▶ What you should do
Look through the data below for the string "mycket", and copy every line where it turns up.
*** Opening of The data ***
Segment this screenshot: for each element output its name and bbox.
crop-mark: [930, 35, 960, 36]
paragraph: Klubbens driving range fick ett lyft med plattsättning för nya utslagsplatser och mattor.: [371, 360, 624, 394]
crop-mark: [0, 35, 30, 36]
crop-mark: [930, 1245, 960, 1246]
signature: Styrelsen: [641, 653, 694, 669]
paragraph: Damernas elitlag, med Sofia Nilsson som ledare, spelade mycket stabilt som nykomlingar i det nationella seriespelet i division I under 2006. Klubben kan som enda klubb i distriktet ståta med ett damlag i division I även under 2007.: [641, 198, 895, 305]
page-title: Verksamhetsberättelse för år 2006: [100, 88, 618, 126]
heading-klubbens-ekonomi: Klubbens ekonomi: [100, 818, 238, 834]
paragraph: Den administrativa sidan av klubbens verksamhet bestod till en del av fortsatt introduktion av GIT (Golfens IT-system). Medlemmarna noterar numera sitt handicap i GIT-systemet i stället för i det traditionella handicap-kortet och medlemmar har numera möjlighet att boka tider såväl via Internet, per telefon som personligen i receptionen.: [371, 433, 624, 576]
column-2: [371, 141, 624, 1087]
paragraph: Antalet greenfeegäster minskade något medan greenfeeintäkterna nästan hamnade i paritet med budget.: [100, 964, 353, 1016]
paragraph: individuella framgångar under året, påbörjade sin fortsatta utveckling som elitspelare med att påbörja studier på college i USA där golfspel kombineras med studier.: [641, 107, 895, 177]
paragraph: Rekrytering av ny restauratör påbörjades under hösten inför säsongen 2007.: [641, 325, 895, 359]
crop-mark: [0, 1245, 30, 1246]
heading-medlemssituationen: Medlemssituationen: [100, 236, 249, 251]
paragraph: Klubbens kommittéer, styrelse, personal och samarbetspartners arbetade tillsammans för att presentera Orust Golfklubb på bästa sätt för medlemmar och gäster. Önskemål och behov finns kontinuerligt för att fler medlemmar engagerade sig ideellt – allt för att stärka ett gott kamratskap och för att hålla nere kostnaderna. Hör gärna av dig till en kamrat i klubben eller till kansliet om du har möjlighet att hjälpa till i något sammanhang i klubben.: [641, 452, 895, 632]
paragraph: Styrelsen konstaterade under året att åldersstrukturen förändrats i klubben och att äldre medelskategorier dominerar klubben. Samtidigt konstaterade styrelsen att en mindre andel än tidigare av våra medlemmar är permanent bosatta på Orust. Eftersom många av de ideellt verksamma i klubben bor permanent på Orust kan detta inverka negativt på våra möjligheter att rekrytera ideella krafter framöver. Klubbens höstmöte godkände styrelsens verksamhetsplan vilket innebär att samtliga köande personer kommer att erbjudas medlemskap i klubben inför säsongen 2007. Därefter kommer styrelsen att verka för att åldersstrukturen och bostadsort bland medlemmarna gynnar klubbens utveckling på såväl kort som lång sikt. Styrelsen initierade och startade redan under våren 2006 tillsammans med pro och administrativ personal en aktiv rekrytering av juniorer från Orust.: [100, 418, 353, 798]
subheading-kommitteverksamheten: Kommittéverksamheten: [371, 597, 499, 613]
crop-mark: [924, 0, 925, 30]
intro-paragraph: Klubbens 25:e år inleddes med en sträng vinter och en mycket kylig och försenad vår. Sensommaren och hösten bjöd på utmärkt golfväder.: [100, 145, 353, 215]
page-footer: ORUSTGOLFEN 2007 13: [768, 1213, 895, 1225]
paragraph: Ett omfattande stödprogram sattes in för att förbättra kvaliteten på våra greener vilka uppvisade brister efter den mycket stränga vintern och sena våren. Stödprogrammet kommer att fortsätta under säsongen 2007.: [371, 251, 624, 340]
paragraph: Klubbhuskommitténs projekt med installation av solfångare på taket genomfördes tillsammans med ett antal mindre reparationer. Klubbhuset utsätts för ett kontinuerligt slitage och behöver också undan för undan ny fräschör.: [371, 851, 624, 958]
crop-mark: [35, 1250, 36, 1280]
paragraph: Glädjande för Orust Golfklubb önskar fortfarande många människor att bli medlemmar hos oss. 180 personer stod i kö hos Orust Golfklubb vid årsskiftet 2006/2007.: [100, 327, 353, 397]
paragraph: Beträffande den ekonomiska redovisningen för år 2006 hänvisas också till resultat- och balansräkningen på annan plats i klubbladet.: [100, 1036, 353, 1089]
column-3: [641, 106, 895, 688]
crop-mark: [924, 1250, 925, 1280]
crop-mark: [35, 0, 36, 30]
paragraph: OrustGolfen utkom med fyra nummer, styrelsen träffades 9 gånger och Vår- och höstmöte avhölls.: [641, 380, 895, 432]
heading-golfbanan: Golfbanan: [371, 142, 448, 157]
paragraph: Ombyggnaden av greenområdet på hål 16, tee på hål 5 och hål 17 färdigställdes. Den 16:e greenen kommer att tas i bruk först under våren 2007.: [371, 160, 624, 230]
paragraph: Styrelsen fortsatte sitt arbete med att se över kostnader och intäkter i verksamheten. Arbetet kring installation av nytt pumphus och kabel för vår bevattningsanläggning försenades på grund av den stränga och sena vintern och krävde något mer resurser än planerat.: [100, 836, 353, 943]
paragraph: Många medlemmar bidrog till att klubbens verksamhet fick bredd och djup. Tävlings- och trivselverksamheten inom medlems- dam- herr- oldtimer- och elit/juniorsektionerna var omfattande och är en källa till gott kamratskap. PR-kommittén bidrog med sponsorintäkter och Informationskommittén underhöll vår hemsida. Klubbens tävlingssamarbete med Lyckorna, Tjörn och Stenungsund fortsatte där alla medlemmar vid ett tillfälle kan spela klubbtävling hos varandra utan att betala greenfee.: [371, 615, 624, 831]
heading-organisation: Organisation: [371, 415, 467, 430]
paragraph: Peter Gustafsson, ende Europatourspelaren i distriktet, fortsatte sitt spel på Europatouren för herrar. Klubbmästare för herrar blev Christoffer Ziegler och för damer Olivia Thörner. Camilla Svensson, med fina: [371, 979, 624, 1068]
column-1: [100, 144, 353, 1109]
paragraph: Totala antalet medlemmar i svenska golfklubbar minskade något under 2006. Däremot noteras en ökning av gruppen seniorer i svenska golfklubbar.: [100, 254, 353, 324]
*** Close of The data ***
*** Opening of The data ***
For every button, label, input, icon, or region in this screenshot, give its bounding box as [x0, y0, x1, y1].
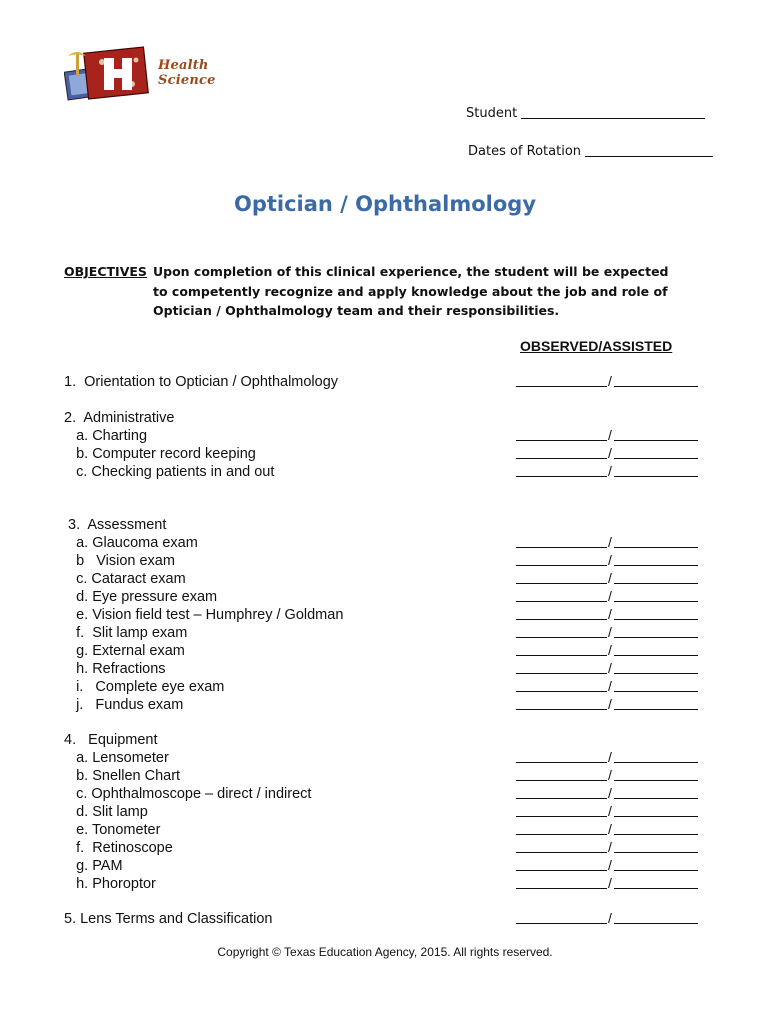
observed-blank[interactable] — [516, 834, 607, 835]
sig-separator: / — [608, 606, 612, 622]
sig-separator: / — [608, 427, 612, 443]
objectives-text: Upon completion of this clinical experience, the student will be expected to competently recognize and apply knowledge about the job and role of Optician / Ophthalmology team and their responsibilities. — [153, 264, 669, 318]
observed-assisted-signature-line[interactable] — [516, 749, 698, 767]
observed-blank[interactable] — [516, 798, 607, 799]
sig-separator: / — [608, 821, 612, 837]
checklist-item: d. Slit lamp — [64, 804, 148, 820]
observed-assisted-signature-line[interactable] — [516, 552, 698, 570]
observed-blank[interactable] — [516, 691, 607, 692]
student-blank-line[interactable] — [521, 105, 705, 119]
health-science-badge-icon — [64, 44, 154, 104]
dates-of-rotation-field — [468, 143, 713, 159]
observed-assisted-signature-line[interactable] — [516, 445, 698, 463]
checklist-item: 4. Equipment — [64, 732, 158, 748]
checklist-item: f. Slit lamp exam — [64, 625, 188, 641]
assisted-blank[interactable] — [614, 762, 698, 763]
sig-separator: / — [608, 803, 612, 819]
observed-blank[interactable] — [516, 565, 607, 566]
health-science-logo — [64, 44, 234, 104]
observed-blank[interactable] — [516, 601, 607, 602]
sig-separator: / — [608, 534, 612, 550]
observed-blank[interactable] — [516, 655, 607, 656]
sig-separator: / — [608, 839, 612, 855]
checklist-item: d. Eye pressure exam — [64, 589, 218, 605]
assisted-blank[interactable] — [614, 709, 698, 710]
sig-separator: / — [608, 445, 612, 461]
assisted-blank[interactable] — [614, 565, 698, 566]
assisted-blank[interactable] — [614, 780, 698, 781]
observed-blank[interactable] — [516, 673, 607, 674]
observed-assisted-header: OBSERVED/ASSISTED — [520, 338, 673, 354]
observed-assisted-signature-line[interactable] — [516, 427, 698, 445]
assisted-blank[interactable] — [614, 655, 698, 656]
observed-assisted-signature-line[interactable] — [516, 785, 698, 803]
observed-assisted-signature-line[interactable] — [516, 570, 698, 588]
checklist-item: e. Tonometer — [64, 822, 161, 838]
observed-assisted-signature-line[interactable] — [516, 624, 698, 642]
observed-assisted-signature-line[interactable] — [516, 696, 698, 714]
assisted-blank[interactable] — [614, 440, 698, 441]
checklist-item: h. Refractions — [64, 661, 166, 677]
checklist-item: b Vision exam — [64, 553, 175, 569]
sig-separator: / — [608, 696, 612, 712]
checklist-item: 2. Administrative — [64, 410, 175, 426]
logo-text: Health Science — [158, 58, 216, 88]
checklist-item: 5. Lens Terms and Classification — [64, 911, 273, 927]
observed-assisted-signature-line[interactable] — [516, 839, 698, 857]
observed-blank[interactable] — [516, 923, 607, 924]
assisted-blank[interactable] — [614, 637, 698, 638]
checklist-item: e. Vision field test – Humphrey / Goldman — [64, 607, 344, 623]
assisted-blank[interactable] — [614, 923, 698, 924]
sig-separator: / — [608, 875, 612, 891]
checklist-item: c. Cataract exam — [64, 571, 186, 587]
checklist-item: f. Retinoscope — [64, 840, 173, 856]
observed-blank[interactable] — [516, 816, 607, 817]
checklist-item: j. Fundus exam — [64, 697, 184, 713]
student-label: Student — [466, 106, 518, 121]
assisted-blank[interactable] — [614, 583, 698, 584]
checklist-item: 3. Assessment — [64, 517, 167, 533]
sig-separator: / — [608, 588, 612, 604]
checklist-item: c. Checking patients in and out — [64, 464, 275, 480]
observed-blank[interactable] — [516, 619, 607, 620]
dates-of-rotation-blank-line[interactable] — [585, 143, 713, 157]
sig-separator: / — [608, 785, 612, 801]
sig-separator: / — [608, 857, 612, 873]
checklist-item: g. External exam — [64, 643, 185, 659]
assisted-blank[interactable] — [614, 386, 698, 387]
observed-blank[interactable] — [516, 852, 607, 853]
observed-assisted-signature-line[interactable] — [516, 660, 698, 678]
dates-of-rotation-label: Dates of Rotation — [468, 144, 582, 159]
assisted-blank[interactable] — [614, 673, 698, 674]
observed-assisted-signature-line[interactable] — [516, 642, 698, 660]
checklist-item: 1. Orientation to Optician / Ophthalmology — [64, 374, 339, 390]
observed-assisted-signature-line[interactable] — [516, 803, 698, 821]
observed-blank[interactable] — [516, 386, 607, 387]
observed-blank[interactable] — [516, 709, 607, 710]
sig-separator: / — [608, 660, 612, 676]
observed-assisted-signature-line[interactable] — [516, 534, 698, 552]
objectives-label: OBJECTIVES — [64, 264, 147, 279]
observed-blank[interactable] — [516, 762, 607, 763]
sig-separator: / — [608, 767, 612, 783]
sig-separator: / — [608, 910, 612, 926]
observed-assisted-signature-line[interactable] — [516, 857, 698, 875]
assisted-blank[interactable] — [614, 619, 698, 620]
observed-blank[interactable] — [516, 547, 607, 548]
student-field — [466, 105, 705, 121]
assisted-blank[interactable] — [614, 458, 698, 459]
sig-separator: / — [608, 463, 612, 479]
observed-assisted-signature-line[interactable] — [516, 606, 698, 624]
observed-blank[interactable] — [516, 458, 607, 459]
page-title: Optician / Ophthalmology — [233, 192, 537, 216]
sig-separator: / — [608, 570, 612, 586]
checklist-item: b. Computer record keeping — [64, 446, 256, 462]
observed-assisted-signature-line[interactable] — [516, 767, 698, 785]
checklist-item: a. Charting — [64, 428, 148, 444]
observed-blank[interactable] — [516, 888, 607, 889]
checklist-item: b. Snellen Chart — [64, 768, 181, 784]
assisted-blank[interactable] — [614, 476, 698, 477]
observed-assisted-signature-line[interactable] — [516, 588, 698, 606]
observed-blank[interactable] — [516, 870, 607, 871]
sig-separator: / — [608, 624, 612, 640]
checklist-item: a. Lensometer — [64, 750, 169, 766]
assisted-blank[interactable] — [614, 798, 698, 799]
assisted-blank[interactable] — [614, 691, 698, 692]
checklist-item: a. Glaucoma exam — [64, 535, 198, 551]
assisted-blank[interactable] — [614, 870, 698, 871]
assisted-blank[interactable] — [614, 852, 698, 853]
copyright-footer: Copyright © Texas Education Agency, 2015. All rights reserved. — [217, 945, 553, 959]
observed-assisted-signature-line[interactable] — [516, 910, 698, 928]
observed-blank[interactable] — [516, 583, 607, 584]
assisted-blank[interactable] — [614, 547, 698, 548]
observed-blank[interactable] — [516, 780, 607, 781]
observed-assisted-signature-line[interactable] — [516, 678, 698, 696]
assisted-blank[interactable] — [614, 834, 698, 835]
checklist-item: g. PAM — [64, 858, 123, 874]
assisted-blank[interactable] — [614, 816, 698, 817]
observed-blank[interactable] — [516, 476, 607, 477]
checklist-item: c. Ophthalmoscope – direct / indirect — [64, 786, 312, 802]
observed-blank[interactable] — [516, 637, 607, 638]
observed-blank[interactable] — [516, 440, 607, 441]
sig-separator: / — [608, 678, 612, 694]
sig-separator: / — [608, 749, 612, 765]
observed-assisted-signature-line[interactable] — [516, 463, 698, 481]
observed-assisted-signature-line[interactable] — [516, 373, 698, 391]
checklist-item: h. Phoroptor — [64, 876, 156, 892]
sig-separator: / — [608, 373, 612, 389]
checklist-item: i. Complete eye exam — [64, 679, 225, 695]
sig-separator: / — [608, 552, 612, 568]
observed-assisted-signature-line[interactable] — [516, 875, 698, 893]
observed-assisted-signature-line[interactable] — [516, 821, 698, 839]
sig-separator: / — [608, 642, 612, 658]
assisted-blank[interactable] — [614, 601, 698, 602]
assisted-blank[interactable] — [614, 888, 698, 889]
*** Close of The data ***
▶ Result of the task
paragraph: Damernas elitlag, med Sofia Nilsson som ledare, spelade mycket stabilt som nykomlingar i det nationella seriespelet i division I under 2006. Klubben kan som enda klubb i distriktet ståta med ett damlag i division I även under 2007.: [641, 198, 895, 305]
intro-paragraph: Klubbens 25:e år inleddes med en sträng vinter och en mycket kylig och försenad vår. Sensommaren och hösten bjöd på utmärkt golfväder.: [100, 145, 353, 215]
paragraph: Ett omfattande stödprogram sattes in för att förbättra kvaliteten på våra greener vilka uppvisade brister efter den mycket stränga vintern och sena våren. Stödprogrammet kommer att fortsätta under säsongen 2007.: [371, 251, 624, 340]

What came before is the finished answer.